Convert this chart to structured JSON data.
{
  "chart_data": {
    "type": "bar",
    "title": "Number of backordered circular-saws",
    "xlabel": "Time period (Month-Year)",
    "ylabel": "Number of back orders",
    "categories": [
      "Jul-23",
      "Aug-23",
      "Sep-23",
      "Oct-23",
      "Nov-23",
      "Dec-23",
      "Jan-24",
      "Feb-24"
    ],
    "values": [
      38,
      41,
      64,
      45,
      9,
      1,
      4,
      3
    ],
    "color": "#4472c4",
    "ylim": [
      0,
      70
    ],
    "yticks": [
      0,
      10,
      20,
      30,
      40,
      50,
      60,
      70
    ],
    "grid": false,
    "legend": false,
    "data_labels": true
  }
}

__________________________________________________

WHAT TO WORK ON: Establish how many lines of the material above hold the word "Number". Nothing but the count should be returned.

EXERCISE SOLUTION: 2